- **THE TASK**:
Copy, from the entries below, each line where the word "xlabel" can be found.

◇ ◇ ◇

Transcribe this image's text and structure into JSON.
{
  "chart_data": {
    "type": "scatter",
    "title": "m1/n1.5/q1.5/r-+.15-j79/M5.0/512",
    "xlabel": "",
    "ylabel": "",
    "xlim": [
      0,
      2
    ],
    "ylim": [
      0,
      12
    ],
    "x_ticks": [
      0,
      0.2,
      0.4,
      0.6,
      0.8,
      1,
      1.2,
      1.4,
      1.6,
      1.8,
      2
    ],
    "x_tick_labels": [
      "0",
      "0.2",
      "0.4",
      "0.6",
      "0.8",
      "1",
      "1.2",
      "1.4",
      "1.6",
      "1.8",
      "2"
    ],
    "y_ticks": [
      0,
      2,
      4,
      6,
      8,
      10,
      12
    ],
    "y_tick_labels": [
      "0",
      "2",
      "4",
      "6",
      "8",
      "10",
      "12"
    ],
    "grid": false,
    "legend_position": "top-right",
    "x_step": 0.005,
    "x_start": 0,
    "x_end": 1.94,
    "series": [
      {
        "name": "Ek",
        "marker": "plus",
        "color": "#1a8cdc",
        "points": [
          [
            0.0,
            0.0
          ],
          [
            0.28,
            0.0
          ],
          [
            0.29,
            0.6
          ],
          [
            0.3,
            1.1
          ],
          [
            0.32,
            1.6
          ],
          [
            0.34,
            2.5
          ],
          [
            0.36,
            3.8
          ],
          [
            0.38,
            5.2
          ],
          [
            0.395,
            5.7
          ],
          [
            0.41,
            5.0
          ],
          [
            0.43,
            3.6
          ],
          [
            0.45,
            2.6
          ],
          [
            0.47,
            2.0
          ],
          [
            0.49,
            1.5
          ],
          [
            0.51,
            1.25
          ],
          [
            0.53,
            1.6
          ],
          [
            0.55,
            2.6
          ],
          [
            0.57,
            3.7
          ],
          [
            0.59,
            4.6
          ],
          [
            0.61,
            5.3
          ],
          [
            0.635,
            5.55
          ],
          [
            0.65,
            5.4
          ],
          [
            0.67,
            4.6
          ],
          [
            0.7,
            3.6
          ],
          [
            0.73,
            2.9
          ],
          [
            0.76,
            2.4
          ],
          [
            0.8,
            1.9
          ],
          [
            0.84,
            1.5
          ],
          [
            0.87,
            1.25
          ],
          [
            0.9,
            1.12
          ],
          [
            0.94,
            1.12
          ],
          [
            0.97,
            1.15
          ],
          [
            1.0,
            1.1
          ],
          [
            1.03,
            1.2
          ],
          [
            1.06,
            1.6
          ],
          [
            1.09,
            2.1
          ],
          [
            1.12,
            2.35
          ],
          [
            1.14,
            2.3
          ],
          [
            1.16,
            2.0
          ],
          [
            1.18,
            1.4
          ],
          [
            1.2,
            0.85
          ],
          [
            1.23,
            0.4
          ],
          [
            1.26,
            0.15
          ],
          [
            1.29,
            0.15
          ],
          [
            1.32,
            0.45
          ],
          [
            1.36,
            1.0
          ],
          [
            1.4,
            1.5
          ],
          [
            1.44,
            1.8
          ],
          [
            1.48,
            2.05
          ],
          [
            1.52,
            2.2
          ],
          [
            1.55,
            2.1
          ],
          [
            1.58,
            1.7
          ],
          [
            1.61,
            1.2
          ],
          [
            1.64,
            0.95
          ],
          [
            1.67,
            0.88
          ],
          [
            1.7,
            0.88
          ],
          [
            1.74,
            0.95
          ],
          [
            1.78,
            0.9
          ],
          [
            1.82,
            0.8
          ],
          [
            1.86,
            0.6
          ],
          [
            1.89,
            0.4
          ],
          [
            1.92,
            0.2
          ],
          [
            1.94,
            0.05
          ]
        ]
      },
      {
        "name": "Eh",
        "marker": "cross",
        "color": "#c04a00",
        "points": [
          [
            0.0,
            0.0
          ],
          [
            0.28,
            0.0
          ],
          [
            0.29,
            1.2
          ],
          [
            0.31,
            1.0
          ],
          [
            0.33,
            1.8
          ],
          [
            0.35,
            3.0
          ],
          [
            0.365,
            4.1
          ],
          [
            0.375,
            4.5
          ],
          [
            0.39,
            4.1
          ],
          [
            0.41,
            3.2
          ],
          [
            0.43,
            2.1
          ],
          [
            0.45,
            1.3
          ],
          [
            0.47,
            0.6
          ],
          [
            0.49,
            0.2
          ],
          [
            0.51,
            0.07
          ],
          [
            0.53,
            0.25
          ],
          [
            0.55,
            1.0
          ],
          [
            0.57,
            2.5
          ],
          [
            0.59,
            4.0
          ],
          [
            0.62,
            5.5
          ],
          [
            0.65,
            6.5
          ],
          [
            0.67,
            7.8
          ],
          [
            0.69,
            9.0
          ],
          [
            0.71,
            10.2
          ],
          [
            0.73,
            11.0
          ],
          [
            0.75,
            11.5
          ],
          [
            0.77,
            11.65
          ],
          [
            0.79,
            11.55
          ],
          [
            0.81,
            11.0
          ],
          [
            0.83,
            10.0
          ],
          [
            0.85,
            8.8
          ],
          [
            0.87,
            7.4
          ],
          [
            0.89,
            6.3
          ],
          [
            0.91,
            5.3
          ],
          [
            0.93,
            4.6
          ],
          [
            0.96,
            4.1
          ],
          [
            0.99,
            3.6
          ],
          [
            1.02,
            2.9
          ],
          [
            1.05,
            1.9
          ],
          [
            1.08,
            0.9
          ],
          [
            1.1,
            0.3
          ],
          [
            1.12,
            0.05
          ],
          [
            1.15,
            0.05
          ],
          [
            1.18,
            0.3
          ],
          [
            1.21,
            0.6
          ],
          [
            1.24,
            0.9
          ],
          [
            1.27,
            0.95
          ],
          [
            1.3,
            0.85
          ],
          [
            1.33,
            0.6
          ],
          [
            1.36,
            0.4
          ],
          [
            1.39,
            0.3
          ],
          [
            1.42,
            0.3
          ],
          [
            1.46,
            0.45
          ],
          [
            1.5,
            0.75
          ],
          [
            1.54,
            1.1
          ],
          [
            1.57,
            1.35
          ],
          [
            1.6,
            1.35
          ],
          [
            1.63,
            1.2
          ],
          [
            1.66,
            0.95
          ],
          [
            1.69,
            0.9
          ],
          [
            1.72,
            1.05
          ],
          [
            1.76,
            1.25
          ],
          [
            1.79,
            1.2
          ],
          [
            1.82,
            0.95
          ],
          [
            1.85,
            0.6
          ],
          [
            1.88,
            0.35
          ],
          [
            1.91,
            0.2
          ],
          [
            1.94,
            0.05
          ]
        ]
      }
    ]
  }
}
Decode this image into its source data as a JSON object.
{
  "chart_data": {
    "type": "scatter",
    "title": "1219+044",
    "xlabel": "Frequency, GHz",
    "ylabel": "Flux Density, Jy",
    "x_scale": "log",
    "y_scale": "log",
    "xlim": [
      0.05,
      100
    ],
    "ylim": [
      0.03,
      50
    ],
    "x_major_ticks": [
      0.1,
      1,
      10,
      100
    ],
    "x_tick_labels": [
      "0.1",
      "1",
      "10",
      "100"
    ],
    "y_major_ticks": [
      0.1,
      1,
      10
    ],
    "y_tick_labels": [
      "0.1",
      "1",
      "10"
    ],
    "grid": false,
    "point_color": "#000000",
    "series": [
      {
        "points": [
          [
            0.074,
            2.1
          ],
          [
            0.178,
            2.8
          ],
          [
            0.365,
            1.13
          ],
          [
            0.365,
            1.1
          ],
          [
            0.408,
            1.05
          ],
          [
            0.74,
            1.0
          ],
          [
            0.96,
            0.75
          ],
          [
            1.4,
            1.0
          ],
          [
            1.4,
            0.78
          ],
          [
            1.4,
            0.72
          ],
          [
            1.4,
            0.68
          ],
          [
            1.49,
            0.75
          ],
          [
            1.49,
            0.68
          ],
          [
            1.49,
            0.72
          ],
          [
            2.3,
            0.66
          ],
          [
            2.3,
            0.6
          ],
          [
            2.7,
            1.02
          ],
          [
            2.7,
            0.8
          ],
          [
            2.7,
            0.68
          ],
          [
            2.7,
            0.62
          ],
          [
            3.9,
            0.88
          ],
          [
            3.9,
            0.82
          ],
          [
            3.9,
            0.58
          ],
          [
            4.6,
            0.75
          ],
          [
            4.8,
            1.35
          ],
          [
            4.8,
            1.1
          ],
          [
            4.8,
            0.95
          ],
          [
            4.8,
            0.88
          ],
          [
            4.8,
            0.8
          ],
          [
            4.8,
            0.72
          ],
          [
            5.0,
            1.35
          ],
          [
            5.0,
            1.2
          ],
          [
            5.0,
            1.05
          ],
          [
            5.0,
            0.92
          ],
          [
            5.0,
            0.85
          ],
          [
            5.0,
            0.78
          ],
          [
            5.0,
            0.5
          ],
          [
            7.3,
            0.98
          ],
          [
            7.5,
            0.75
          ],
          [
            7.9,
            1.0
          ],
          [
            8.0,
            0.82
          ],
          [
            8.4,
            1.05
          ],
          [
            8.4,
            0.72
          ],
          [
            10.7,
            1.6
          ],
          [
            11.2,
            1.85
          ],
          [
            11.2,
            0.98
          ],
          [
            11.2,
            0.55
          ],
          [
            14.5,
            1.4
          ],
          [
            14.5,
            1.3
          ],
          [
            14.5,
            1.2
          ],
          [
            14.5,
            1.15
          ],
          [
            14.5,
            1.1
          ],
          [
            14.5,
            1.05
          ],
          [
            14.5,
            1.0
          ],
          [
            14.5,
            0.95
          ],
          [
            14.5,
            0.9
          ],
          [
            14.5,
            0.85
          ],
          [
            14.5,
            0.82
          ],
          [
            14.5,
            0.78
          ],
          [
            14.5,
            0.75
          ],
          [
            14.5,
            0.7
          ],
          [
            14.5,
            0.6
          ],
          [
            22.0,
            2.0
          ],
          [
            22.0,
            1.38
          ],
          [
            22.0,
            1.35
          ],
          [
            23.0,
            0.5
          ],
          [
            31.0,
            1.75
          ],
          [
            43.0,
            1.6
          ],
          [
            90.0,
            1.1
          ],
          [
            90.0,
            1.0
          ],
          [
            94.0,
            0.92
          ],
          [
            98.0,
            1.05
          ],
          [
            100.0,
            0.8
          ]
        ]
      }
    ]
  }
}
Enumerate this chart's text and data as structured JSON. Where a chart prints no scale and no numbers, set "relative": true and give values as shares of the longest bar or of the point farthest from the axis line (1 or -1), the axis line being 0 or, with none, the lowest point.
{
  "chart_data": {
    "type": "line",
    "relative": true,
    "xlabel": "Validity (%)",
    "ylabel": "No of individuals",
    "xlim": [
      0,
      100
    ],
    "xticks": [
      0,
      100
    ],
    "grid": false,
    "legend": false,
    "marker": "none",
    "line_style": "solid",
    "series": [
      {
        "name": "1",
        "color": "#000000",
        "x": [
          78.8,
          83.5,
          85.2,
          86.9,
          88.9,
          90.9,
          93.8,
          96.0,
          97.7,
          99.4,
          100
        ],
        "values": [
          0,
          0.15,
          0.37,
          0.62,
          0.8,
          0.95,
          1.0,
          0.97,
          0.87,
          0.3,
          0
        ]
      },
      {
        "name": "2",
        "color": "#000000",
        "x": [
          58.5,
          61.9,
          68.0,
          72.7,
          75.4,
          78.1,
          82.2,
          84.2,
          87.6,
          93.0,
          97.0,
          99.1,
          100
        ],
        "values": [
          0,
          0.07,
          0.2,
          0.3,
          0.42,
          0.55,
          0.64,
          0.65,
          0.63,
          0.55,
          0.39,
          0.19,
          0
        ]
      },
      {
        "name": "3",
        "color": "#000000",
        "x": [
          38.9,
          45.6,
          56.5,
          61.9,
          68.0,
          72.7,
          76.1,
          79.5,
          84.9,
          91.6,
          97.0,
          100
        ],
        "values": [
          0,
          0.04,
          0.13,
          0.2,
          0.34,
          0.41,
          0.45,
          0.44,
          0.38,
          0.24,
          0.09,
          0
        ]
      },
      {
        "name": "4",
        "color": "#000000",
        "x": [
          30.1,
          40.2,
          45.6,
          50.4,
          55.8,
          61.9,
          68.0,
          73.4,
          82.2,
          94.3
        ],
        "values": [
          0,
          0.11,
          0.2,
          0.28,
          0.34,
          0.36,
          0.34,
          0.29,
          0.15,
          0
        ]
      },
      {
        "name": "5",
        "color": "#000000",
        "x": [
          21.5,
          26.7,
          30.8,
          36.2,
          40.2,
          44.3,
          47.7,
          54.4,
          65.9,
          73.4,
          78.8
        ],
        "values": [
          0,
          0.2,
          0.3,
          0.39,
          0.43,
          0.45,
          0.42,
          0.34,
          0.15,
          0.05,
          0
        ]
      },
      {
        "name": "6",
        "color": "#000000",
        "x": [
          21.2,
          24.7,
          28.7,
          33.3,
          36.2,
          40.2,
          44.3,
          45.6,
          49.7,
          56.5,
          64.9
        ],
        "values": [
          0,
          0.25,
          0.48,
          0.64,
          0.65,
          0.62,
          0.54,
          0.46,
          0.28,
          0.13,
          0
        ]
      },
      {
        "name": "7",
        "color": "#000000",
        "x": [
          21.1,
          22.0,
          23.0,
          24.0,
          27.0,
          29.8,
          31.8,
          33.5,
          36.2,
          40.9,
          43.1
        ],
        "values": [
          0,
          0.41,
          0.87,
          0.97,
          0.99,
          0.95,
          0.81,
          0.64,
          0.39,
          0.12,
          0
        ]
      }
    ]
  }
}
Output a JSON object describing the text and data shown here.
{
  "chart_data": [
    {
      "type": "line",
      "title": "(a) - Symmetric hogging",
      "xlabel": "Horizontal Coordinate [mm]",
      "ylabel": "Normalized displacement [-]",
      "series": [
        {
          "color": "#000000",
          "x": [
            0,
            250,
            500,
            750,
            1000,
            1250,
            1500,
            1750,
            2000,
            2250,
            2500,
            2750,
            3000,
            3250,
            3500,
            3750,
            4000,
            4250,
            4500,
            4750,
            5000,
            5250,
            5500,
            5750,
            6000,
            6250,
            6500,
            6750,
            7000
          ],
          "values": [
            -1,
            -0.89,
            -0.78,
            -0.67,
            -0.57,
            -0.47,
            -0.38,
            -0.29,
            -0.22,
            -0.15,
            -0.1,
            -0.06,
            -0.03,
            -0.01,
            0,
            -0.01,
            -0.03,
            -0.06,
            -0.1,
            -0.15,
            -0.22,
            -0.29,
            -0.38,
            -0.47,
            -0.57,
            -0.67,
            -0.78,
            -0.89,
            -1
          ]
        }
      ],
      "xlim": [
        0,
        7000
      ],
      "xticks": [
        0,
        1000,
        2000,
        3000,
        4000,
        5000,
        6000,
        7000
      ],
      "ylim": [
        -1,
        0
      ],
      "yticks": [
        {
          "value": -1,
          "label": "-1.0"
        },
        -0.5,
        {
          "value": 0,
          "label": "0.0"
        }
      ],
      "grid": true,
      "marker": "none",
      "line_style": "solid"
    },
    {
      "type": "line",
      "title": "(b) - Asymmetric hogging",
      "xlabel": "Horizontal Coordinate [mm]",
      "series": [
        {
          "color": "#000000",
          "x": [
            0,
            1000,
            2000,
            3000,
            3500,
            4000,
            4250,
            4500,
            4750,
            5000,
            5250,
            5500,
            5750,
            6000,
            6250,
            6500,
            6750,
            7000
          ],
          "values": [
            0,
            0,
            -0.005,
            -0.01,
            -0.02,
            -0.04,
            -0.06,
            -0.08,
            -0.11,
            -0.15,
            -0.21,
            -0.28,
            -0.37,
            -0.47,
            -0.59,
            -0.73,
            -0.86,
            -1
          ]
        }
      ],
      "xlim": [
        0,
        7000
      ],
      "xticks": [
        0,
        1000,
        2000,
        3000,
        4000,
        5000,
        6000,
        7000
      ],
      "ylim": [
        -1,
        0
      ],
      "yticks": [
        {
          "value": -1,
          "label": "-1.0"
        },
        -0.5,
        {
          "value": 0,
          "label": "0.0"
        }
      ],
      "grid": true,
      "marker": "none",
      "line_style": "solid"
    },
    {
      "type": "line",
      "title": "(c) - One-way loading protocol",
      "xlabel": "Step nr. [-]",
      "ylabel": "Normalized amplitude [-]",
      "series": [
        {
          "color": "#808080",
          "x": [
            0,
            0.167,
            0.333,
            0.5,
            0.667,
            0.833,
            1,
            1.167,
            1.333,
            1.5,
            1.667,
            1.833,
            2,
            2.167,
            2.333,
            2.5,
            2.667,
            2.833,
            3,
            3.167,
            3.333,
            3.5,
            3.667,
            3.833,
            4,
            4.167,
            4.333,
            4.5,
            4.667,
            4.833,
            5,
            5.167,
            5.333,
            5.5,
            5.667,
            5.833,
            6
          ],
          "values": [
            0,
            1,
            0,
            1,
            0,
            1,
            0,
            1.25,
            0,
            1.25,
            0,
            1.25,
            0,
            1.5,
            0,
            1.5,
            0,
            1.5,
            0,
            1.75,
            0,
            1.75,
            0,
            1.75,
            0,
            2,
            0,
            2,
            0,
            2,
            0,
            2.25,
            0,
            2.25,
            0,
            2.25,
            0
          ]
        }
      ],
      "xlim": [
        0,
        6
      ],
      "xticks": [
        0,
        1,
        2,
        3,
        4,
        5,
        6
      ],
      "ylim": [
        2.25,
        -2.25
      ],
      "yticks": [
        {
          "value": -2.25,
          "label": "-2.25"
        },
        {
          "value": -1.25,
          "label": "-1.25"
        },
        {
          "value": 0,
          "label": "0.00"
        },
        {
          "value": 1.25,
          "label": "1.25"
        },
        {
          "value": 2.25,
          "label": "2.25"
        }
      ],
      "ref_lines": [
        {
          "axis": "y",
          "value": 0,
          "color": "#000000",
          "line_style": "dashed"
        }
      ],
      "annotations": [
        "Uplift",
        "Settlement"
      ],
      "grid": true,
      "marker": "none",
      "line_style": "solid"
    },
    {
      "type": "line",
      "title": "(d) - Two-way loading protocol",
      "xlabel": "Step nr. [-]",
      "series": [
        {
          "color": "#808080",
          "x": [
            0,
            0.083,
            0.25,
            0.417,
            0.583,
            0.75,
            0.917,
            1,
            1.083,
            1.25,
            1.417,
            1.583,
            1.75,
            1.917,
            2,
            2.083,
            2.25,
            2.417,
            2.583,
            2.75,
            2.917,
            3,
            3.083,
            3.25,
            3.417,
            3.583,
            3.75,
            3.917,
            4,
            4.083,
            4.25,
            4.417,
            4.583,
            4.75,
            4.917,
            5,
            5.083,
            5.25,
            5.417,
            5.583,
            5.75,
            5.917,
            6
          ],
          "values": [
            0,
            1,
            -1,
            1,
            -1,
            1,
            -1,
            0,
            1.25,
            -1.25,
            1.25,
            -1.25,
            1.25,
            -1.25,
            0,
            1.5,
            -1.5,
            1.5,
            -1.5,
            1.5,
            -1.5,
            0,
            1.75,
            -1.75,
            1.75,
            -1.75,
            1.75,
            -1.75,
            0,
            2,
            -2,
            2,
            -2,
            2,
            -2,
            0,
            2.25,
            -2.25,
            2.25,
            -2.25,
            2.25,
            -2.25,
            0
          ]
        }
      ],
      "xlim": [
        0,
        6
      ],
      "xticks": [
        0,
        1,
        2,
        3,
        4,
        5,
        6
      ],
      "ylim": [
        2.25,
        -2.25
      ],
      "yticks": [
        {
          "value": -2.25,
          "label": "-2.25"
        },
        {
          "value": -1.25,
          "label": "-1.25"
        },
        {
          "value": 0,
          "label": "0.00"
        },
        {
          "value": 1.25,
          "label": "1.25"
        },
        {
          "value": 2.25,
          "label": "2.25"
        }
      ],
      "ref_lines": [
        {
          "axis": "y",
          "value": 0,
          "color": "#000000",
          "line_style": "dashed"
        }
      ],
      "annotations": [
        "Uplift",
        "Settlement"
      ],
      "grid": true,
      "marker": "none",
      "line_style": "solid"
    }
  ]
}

◇ ◇ ◇

- **EXPECTED ANSWER**:
    "xlabel": "",
    "xlabel": "Frequency, GHz",
    "xlabel": "Validity (%)",
      "xlabel": "Horizontal Coordinate [mm]",
      "xlabel": "Horizontal Coordinate [mm]",
      "xlabel": "Step nr. [-]",
      "xlabel": "Step nr. [-]",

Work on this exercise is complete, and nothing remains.